- **Requirement**
Throughout the entries below, report every line where "período" is found.

START Data supplied

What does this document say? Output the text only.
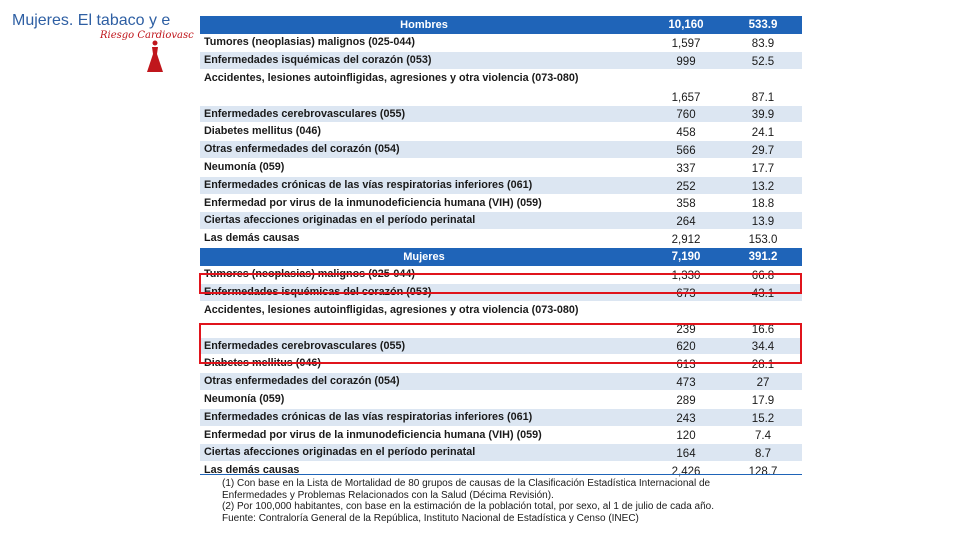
Mujeres. El tabaco y e
Riesgo Cardiovasc
Hombres	10,160	533.9
Tumores (neoplasias) malignos (025-044)	1,597	83.9
Enfermedades isquémicas del corazón (053)	999	52.5
Accidentes, lesiones autoinfligidas, agresiones y otra violencia (073-080)
1,657	87.1
Enfermedades cerebrovasculares (055)	760	39.9
Diabetes mellitus (046)	458	24.1
Otras enfermedades del corazón (054)	566	29.7
Neumonía (059)	337	17.7
Enfermedades crónicas de las vías respiratorias inferiores (061)	252	13.2
Enfermedad por virus de la inmunodeficiencia humana (VIH) (059)	358	18.8
Ciertas afecciones originadas en el período perinatal	264	13.9
Las demás causas	2,912	153.0
Mujeres	7,190	391.2
Tumores (neoplasias) malignos (025-044)	1,330	66.8
Enfermedades isquémicas del corazón (053)	673	43.1
Accidentes, lesiones autoinfligidas, agresiones y otra violencia (073-080)
239	16.6
Enfermedades cerebrovasculares (055)	620	34.4
Diabetes mellitus (046)	613	28.1
Otras enfermedades del corazón (054)	473	27
Neumonía (059)	289	17.9
Enfermedades crónicas de las vías respiratorias inferiores (061)	243	15.2
Enfermedad por virus de la inmunodeficiencia humana (VIH) (059)	120	7.4
Ciertas afecciones originadas en el período perinatal	164	8.7
Las demás causas	2,426	128.7
(1) Con base en la Lista de Mortalidad de 80 grupos de causas de la Clasificación Estadística Internacional de
Enfermedades y Problemas Relacionados con la Salud (Décima Revisión).
(2) Por 100,000 habitantes, con base en la estimación de la población total, por sexo, al 1 de julio de cada año.
Fuente: Contraloría General de la República, Instituto Nacional de Estadística y Censo (INEC)
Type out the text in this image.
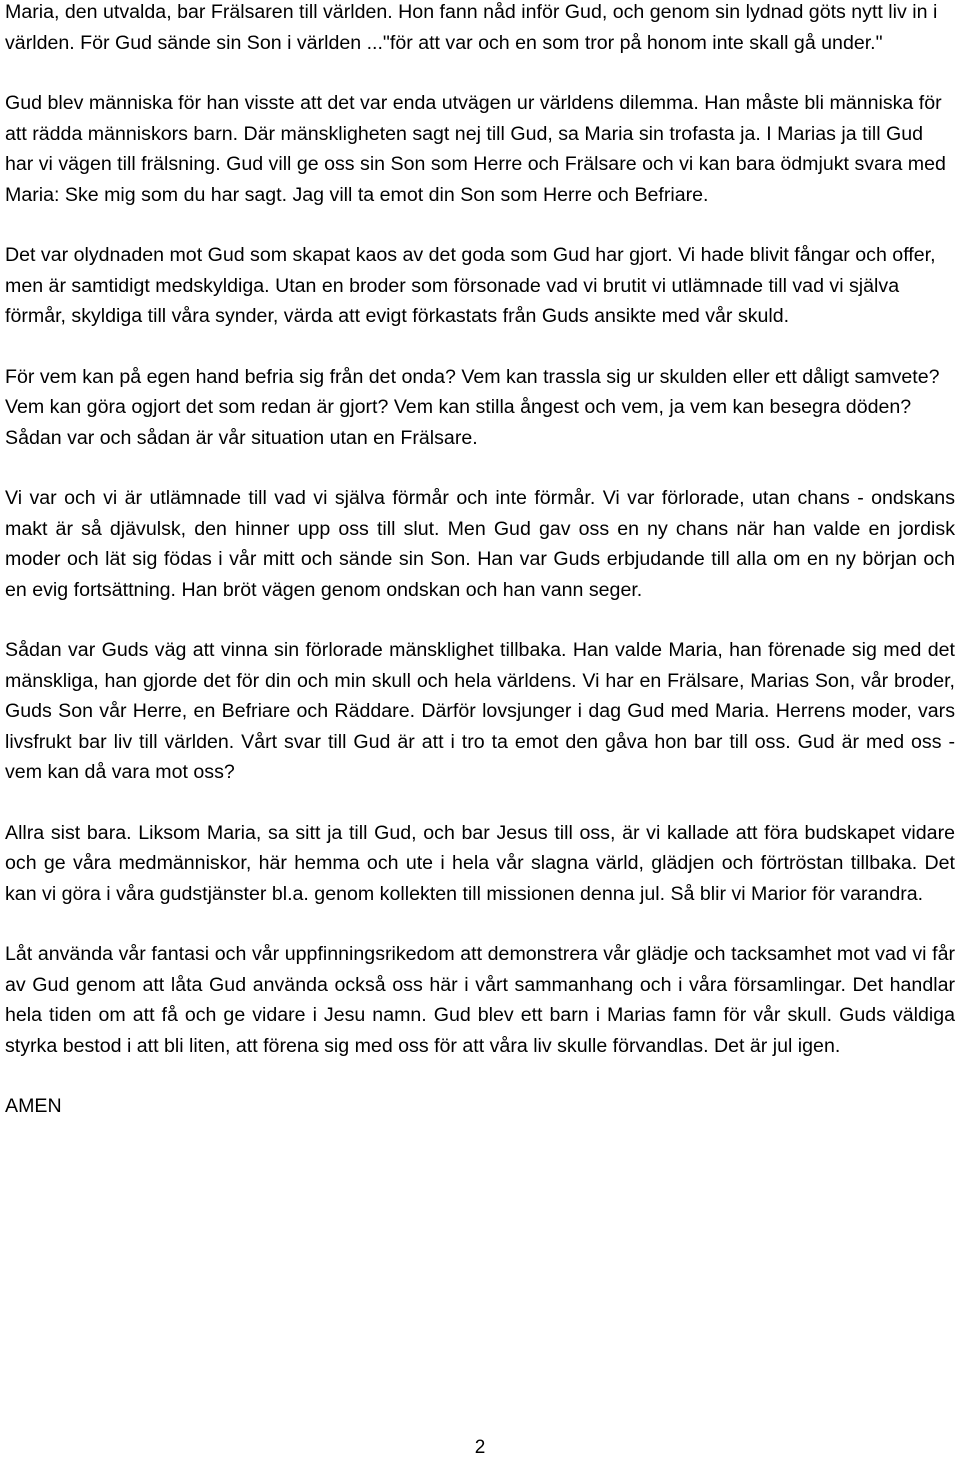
Maria, den utvalda, bar Frälsaren till världen. Hon fann nåd inför Gud, och genom sin lydnad göts nytt liv in i världen. För Gud sände sin Son i världen ..."för att var och en som tror på honom inte skall gå under."

Gud blev människa för han visste att det var enda utvägen ur världens dilemma. Han måste bli människa för att rädda människors barn. Där mänskligheten sagt nej till Gud, sa Maria sin trofasta ja. I Marias ja till Gud har vi vägen till frälsning. Gud vill ge oss sin Son som Herre och Frälsare och vi kan bara ödmjukt svara med Maria: Ske mig som du har sagt. Jag vill ta emot din Son som Herre och Befriare.

Det var olydnaden mot Gud som skapat kaos av det goda som Gud har gjort. Vi hade blivit fångar och offer, men är samtidigt medskyldiga. Utan en broder som försonade vad vi brutit vi utlämnade till vad vi själva förmår, skyldiga till våra synder, värda att evigt förkastats från Guds ansikte med vår skuld.

För vem kan på egen hand befria sig från det onda? Vem kan trassla sig ur skulden eller ett dåligt samvete? Vem kan göra ogjort det som redan är gjort? Vem kan stilla ångest och vem, ja vem kan besegra döden? Sådan var och sådan är vår situation utan en Frälsare.

Vi var och vi är utlämnade till vad vi själva förmår och inte förmår. Vi var förlorade, utan chans - ondskans makt är så djävulsk, den hinner upp oss till slut. Men Gud gav oss en ny chans när han valde en jordisk moder och lät sig födas i vår mitt och sände sin Son. Han var Guds erbjudande till alla om en ny början och en evig fortsättning. Han bröt vägen genom ondskan och han vann seger.

Sådan var Guds väg att vinna sin förlorade mänsklighet tillbaka. Han valde Maria, han förenade sig med det mänskliga, han gjorde det för din och min skull och hela världens. Vi har en Frälsare, Marias Son, vår broder, Guds Son vår Herre, en Befriare och Räddare. Därför lovsjunger i dag Gud med Maria. Herrens moder, vars livsfrukt bar liv till världen. Vårt svar till Gud är att i tro ta emot den gåva hon bar till oss. Gud är med oss - vem kan då vara mot oss?

Allra sist bara. Liksom Maria, sa sitt ja till Gud, och bar Jesus till oss, är vi kallade att föra budskapet vidare och ge våra medmänniskor, här hemma och ute i hela vår slagna värld, glädjen och förtröstan tillbaka. Det kan vi göra i våra gudstjänster bl.a. genom kollekten till missionen denna jul. Så blir vi Marior för varandra.

Låt använda vår fantasi och vår uppfinningsrikedom att demonstrera vår glädje och tacksamhet mot vad vi får av Gud genom att låta Gud använda också oss här i vårt sammanhang och i våra församlingar. Det handlar hela tiden om att få och ge vidare i Jesu namn. Gud blev ett barn i Marias famn för vår skull. Guds väldiga styrka bestod i att bli liten, att förena sig med oss för att våra liv skulle förvandlas. Det är jul igen.

AMEN

2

END Data supplied

- **Solution**
Ciertas afecciones originadas en el período perinatal	264	13.9
Ciertas afecciones originadas en el período perinatal	164	8.7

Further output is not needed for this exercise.